Given data:
*-*-*
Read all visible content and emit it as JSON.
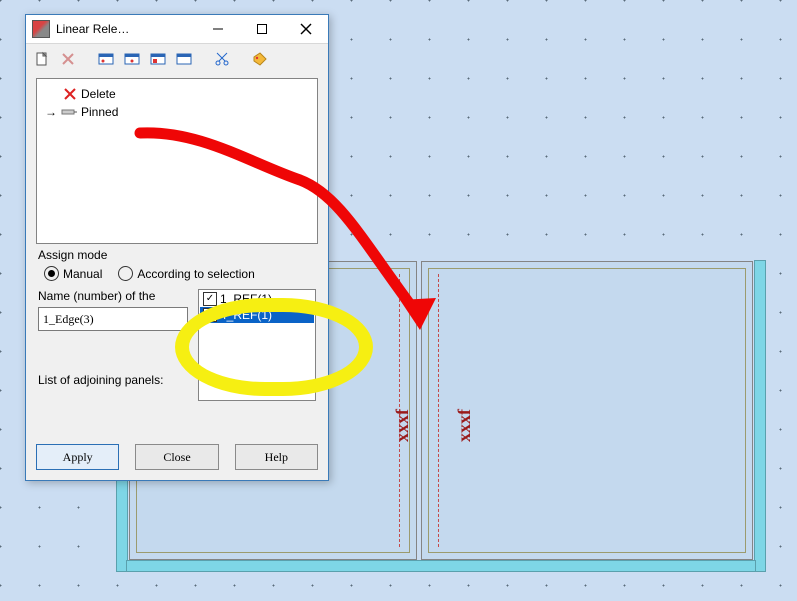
{
  "window": {
    "title": "Linear Rele…",
    "tree": {
      "delete": "Delete",
      "pinned": "Pinned"
    },
    "assign_mode_label": "Assign mode",
    "assign_manual": "Manual",
    "assign_selection": "According to selection",
    "name_label": "Name (number) of the",
    "name_value": "1_Edge(3)",
    "list_items": [
      "1_REF(1)",
      "4_REF(1)"
    ],
    "adjoining_label": "List of adjoining panels:",
    "buttons": {
      "apply": "Apply",
      "close": "Close",
      "help": "Help"
    }
  },
  "canvas": {
    "label_left": "xxxf",
    "label_right": "xxxf"
  }
}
*-*-*
Extract the full listing exactly, with the pictures left out.

Read all visible content and emit it as JSON.
{
  "window": {
    "title": "Linear Rele…",
    "tree": {
      "delete": "Delete",
      "pinned": "Pinned"
    },
    "assign_mode_label": "Assign mode",
    "assign_manual": "Manual",
    "assign_selection": "According to selection",
    "name_label": "Name (number) of the",
    "name_value": "1_Edge(3)",
    "list_items": [
      "1_REF(1)",
      "4_REF(1)"
    ],
    "adjoining_label": "List of adjoining panels:",
    "buttons": {
      "apply": "Apply",
      "close": "Close",
      "help": "Help"
    }
  },
  "canvas": {
    "label_left": "xxxf",
    "label_right": "xxxf"
  }
}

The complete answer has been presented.